WHAT IS NEEDED
Reproduce the passage of the psychosocial risk summary that runs from "National duty baseline" to "Australia's model Code.".

Psychosocial Risk Resource
Psychosocial risk compliance in Australia
Plain-English summary of duties for PCBUs and officers across jurisdictions, with links to approved Codes and examples of reasonably practicable controls. Last updated 6 October 2025.
How we validate
This summary is cross-checked with the national model Code, WA Code, SafeWork NSW guidance, and WorkSafe QLD's approved Code.
Download the assessment template or work through the four-step assessment.
Direct answer: what does psychosocial risk compliance require in Australia?
Psychosocial risk compliance requires PCBUs to eliminate or minimise psychosocial risks so far as is reasonably practicable, consult workers, apply suitable controls, and verify that controls remain effective. Officers must exercise due diligence by staying informed, allocating resources, and checking that the organisation follows the relevant WHS laws, Regulations, and approved Codes.
National duty baseline
All WHS jurisdictions require PCBUs to eliminate or minimise psychosocial risks so far as is reasonably practicable. Officers must exercise due diligence by acquiring WHS knowledge, ensuring resources, and verifying compliance, while workers must take reasonable care. See Safe Work Australia's model Code.

(Structured page parsing data)
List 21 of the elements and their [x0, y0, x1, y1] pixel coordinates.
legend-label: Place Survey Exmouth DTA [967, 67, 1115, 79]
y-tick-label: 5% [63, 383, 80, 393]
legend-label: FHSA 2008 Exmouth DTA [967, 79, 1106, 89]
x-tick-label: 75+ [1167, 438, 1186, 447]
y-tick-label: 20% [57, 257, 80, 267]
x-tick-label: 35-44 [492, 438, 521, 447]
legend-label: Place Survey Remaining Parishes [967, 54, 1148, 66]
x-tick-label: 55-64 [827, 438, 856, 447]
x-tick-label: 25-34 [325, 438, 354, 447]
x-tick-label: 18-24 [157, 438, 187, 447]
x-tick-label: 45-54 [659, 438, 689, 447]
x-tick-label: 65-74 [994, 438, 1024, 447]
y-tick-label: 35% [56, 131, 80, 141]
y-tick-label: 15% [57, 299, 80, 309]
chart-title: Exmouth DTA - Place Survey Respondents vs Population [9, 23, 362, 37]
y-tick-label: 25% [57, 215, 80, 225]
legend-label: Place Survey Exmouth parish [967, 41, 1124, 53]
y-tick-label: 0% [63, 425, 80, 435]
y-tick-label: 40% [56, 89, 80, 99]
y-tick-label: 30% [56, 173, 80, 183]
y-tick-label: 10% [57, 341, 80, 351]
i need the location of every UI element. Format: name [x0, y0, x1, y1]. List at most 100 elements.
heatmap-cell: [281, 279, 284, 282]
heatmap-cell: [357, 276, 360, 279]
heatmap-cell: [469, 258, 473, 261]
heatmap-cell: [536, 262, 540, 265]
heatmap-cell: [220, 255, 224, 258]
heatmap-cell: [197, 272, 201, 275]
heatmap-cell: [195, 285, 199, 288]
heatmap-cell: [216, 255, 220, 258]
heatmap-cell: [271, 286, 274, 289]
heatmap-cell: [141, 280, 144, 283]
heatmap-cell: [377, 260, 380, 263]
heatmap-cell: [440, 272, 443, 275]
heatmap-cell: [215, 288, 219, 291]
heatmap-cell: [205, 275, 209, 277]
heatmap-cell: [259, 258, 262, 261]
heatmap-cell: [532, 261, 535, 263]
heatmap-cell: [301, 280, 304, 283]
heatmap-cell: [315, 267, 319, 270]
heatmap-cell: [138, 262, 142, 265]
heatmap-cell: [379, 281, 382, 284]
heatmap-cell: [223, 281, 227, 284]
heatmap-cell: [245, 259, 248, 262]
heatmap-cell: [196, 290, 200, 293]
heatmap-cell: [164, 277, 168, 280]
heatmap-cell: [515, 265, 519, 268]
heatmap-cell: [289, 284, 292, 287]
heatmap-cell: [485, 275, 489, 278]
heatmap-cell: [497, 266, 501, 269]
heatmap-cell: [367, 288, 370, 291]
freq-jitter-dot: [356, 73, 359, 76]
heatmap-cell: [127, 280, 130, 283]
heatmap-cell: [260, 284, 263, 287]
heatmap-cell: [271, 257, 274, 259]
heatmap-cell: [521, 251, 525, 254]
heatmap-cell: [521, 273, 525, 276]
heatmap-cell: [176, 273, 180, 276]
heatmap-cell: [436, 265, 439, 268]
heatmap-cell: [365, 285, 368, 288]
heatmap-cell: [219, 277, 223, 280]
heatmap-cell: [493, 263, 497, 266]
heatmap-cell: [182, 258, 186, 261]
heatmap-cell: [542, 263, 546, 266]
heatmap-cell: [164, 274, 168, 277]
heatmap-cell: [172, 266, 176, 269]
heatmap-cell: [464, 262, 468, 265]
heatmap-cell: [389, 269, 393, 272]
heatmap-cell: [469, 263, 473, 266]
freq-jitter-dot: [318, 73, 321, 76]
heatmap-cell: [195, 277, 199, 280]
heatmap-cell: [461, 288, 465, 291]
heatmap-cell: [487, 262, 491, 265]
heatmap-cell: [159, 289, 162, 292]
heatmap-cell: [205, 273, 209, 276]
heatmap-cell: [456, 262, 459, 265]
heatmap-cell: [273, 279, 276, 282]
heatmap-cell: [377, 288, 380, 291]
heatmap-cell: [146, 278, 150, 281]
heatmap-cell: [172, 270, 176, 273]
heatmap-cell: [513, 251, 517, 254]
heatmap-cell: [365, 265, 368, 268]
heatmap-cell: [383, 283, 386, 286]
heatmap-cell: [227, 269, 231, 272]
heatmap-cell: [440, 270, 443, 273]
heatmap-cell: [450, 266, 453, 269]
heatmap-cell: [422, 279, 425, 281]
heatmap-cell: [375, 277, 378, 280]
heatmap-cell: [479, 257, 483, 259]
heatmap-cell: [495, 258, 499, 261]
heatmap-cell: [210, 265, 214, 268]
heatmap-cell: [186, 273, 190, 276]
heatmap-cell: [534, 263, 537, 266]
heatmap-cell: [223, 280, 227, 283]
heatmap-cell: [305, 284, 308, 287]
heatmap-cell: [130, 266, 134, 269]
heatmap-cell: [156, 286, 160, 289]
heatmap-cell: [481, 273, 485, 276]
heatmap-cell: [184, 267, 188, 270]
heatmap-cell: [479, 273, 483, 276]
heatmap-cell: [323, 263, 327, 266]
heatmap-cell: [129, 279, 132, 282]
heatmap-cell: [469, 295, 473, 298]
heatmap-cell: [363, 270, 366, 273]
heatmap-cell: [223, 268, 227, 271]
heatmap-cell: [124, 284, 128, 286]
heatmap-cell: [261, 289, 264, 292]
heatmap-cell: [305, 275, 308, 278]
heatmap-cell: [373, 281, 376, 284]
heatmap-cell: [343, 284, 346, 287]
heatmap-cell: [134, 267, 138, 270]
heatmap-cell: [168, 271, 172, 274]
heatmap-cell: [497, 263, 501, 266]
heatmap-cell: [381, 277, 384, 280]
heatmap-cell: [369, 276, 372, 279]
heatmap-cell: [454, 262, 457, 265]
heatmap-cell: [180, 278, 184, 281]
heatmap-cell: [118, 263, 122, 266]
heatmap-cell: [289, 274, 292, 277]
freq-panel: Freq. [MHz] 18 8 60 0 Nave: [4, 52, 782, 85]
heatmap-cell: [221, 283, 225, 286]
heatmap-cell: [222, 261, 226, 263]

ANSWER FOR THE TASK
National duty baseline
All WHS jurisdictions require PCBUs to eliminate or minimise psychosocial risks so far as is reasonably practicable. Officers must exercise due diligence by acquiring WHS knowledge, ensuring resources, and verifying compliance, while workers must take reasonable care. See Safe Work Australia's model Code.